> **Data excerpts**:
%%
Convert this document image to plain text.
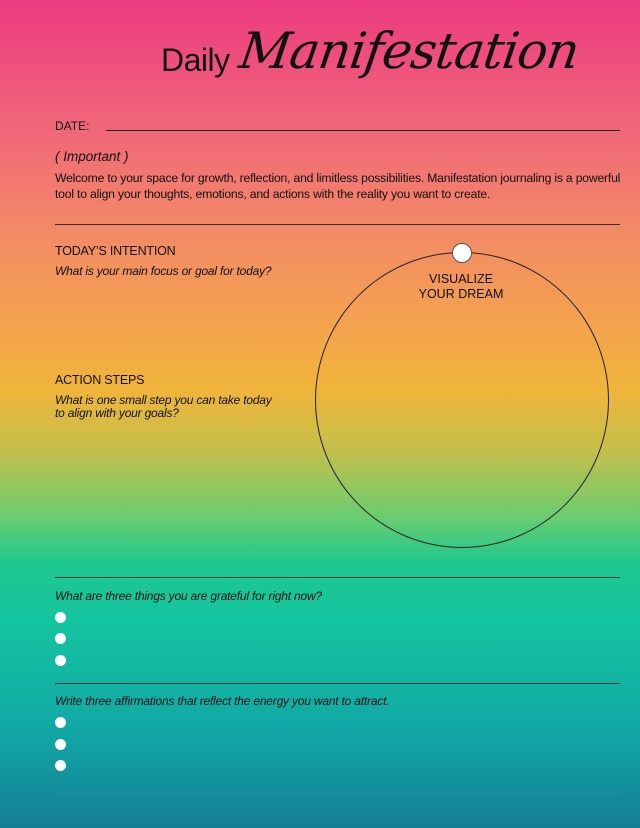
Daily Manifestation
DATE:
( Important )
Welcome to your space for growth, reflection, and limitless possibilities. Manifestation journaling is a powerful tool to align your thoughts, emotions, and actions with the reality you want to create.
TODAY’S INTENTION
What is your main focus or goal for today?
ACTION STEPS
What is one small step you can take today
to align with your goals?
VISUALIZE
YOUR DREAM
What are three things you are grateful for right now?
Write three affirmations that reflect the energy you want to attract.
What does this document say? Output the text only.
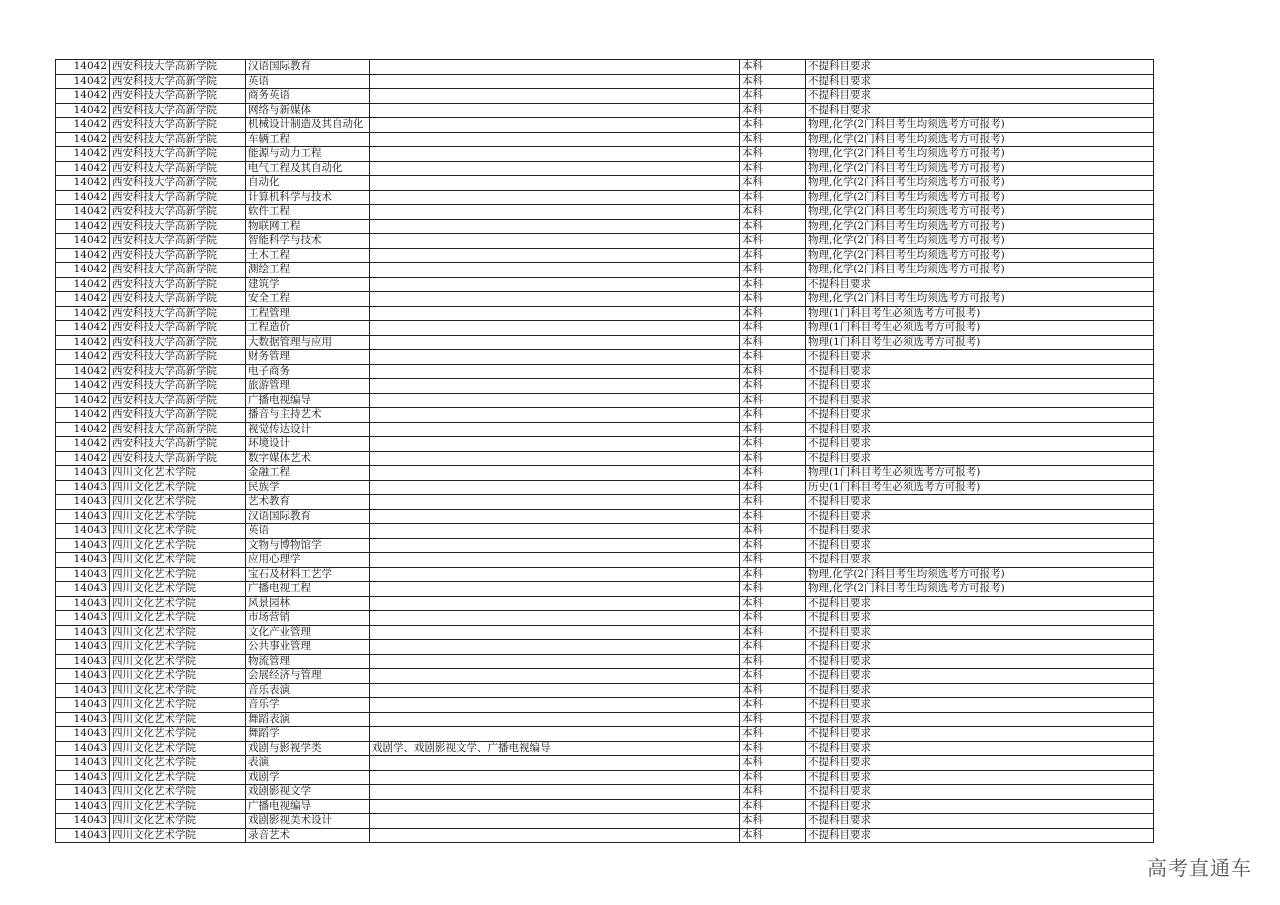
14042	西安科技大学高新学院	汉语国际教育		本科	不提科目要求
14042	西安科技大学高新学院	英语		本科	不提科目要求
14042	西安科技大学高新学院	商务英语		本科	不提科目要求
14042	西安科技大学高新学院	网络与新媒体		本科	不提科目要求
14042	西安科技大学高新学院	机械设计制造及其自动化		本科	物理,化学(2门科目考生均须选考方可报考)
14042	西安科技大学高新学院	车辆工程		本科	物理,化学(2门科目考生均须选考方可报考)
14042	西安科技大学高新学院	能源与动力工程		本科	物理,化学(2门科目考生均须选考方可报考)
14042	西安科技大学高新学院	电气工程及其自动化		本科	物理,化学(2门科目考生均须选考方可报考)
14042	西安科技大学高新学院	自动化		本科	物理,化学(2门科目考生均须选考方可报考)
14042	西安科技大学高新学院	计算机科学与技术		本科	物理,化学(2门科目考生均须选考方可报考)
14042	西安科技大学高新学院	软件工程		本科	物理,化学(2门科目考生均须选考方可报考)
14042	西安科技大学高新学院	物联网工程		本科	物理,化学(2门科目考生均须选考方可报考)
14042	西安科技大学高新学院	智能科学与技术		本科	物理,化学(2门科目考生均须选考方可报考)
14042	西安科技大学高新学院	土木工程		本科	物理,化学(2门科目考生均须选考方可报考)
14042	西安科技大学高新学院	测绘工程		本科	物理,化学(2门科目考生均须选考方可报考)
14042	西安科技大学高新学院	建筑学		本科	不提科目要求
14042	西安科技大学高新学院	安全工程		本科	物理,化学(2门科目考生均须选考方可报考)
14042	西安科技大学高新学院	工程管理		本科	物理(1门科目考生必须选考方可报考)
14042	西安科技大学高新学院	工程造价		本科	物理(1门科目考生必须选考方可报考)
14042	西安科技大学高新学院	大数据管理与应用		本科	物理(1门科目考生必须选考方可报考)
14042	西安科技大学高新学院	财务管理		本科	不提科目要求
14042	西安科技大学高新学院	电子商务		本科	不提科目要求
14042	西安科技大学高新学院	旅游管理		本科	不提科目要求
14042	西安科技大学高新学院	广播电视编导		本科	不提科目要求
14042	西安科技大学高新学院	播音与主持艺术		本科	不提科目要求
14042	西安科技大学高新学院	视觉传达设计		本科	不提科目要求
14042	西安科技大学高新学院	环境设计		本科	不提科目要求
14042	西安科技大学高新学院	数字媒体艺术		本科	不提科目要求
14043	四川文化艺术学院	金融工程		本科	物理(1门科目考生必须选考方可报考)
14043	四川文化艺术学院	民族学		本科	历史(1门科目考生必须选考方可报考)
14043	四川文化艺术学院	艺术教育		本科	不提科目要求
14043	四川文化艺术学院	汉语国际教育		本科	不提科目要求
14043	四川文化艺术学院	英语		本科	不提科目要求
14043	四川文化艺术学院	文物与博物馆学		本科	不提科目要求
14043	四川文化艺术学院	应用心理学		本科	不提科目要求
14043	四川文化艺术学院	宝石及材料工艺学		本科	物理,化学(2门科目考生均须选考方可报考)
14043	四川文化艺术学院	广播电视工程		本科	物理,化学(2门科目考生均须选考方可报考)
14043	四川文化艺术学院	风景园林		本科	不提科目要求
14043	四川文化艺术学院	市场营销		本科	不提科目要求
14043	四川文化艺术学院	文化产业管理		本科	不提科目要求
14043	四川文化艺术学院	公共事业管理		本科	不提科目要求
14043	四川文化艺术学院	物流管理		本科	不提科目要求
14043	四川文化艺术学院	会展经济与管理		本科	不提科目要求
14043	四川文化艺术学院	音乐表演		本科	不提科目要求
14043	四川文化艺术学院	音乐学		本科	不提科目要求
14043	四川文化艺术学院	舞蹈表演		本科	不提科目要求
14043	四川文化艺术学院	舞蹈学		本科	不提科目要求
14043	四川文化艺术学院	戏剧与影视学类	戏剧学、戏剧影视文学、广播电视编导	本科	不提科目要求
14043	四川文化艺术学院	表演		本科	不提科目要求
14043	四川文化艺术学院	戏剧学		本科	不提科目要求
14043	四川文化艺术学院	戏剧影视文学		本科	不提科目要求
14043	四川文化艺术学院	广播电视编导		本科	不提科目要求
14043	四川文化艺术学院	戏剧影视美术设计		本科	不提科目要求
14043	四川文化艺术学院	录音艺术		本科	不提科目要求
高考直通车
%%
> **Task requirements**: Leave out the pictures and print each record exactly as it stands.

> **Answer in full**:
Convert this document image to plain text.
Daily Manifestation
DATE:
( Important )
Welcome to your space for growth, reflection, and limitless possibilities. Manifestation journaling is a powerful tool to align your thoughts, emotions, and actions with the reality you want to create.
TODAY’S INTENTION
What is your main focus or goal for today?
ACTION STEPS
What is one small step you can take today
to align with your goals?
VISUALIZE
YOUR DREAM
What are three things you are grateful for right now?
Write three affirmations that reflect the energy you want to attract.
What does this document say? Output the text only.
14042	西安科技大学高新学院	汉语国际教育		本科	不提科目要求
14042	西安科技大学高新学院	英语		本科	不提科目要求
14042	西安科技大学高新学院	商务英语		本科	不提科目要求
14042	西安科技大学高新学院	网络与新媒体		本科	不提科目要求
14042	西安科技大学高新学院	机械设计制造及其自动化		本科	物理,化学(2门科目考生均须选考方可报考)
14042	西安科技大学高新学院	车辆工程		本科	物理,化学(2门科目考生均须选考方可报考)
14042	西安科技大学高新学院	能源与动力工程		本科	物理,化学(2门科目考生均须选考方可报考)
14042	西安科技大学高新学院	电气工程及其自动化		本科	物理,化学(2门科目考生均须选考方可报考)
14042	西安科技大学高新学院	自动化		本科	物理,化学(2门科目考生均须选考方可报考)
14042	西安科技大学高新学院	计算机科学与技术		本科	物理,化学(2门科目考生均须选考方可报考)
14042	西安科技大学高新学院	软件工程		本科	物理,化学(2门科目考生均须选考方可报考)
14042	西安科技大学高新学院	物联网工程		本科	物理,化学(2门科目考生均须选考方可报考)
14042	西安科技大学高新学院	智能科学与技术		本科	物理,化学(2门科目考生均须选考方可报考)
14042	西安科技大学高新学院	土木工程		本科	物理,化学(2门科目考生均须选考方可报考)
14042	西安科技大学高新学院	测绘工程		本科	物理,化学(2门科目考生均须选考方可报考)
14042	西安科技大学高新学院	建筑学		本科	不提科目要求
14042	西安科技大学高新学院	安全工程		本科	物理,化学(2门科目考生均须选考方可报考)
14042	西安科技大学高新学院	工程管理		本科	物理(1门科目考生必须选考方可报考)
14042	西安科技大学高新学院	工程造价		本科	物理(1门科目考生必须选考方可报考)
14042	西安科技大学高新学院	大数据管理与应用		本科	物理(1门科目考生必须选考方可报考)
14042	西安科技大学高新学院	财务管理		本科	不提科目要求
14042	西安科技大学高新学院	电子商务		本科	不提科目要求
14042	西安科技大学高新学院	旅游管理		本科	不提科目要求
14042	西安科技大学高新学院	广播电视编导		本科	不提科目要求
14042	西安科技大学高新学院	播音与主持艺术		本科	不提科目要求
14042	西安科技大学高新学院	视觉传达设计		本科	不提科目要求
14042	西安科技大学高新学院	环境设计		本科	不提科目要求
14042	西安科技大学高新学院	数字媒体艺术		本科	不提科目要求
14043	四川文化艺术学院	金融工程		本科	物理(1门科目考生必须选考方可报考)
14043	四川文化艺术学院	民族学		本科	历史(1门科目考生必须选考方可报考)
14043	四川文化艺术学院	艺术教育		本科	不提科目要求
14043	四川文化艺术学院	汉语国际教育		本科	不提科目要求
14043	四川文化艺术学院	英语		本科	不提科目要求
14043	四川文化艺术学院	文物与博物馆学		本科	不提科目要求
14043	四川文化艺术学院	应用心理学		本科	不提科目要求
14043	四川文化艺术学院	宝石及材料工艺学		本科	物理,化学(2门科目考生均须选考方可报考)
14043	四川文化艺术学院	广播电视工程		本科	物理,化学(2门科目考生均须选考方可报考)
14043	四川文化艺术学院	风景园林		本科	不提科目要求
14043	四川文化艺术学院	市场营销		本科	不提科目要求
14043	四川文化艺术学院	文化产业管理		本科	不提科目要求
14043	四川文化艺术学院	公共事业管理		本科	不提科目要求
14043	四川文化艺术学院	物流管理		本科	不提科目要求
14043	四川文化艺术学院	会展经济与管理		本科	不提科目要求
14043	四川文化艺术学院	音乐表演		本科	不提科目要求
14043	四川文化艺术学院	音乐学		本科	不提科目要求
14043	四川文化艺术学院	舞蹈表演		本科	不提科目要求
14043	四川文化艺术学院	舞蹈学		本科	不提科目要求
14043	四川文化艺术学院	戏剧与影视学类	戏剧学、戏剧影视文学、广播电视编导	本科	不提科目要求
14043	四川文化艺术学院	表演		本科	不提科目要求
14043	四川文化艺术学院	戏剧学		本科	不提科目要求
14043	四川文化艺术学院	戏剧影视文学		本科	不提科目要求
14043	四川文化艺术学院	广播电视编导		本科	不提科目要求
14043	四川文化艺术学院	戏剧影视美术设计		本科	不提科目要求
14043	四川文化艺术学院	录音艺术		本科	不提科目要求
高考直通车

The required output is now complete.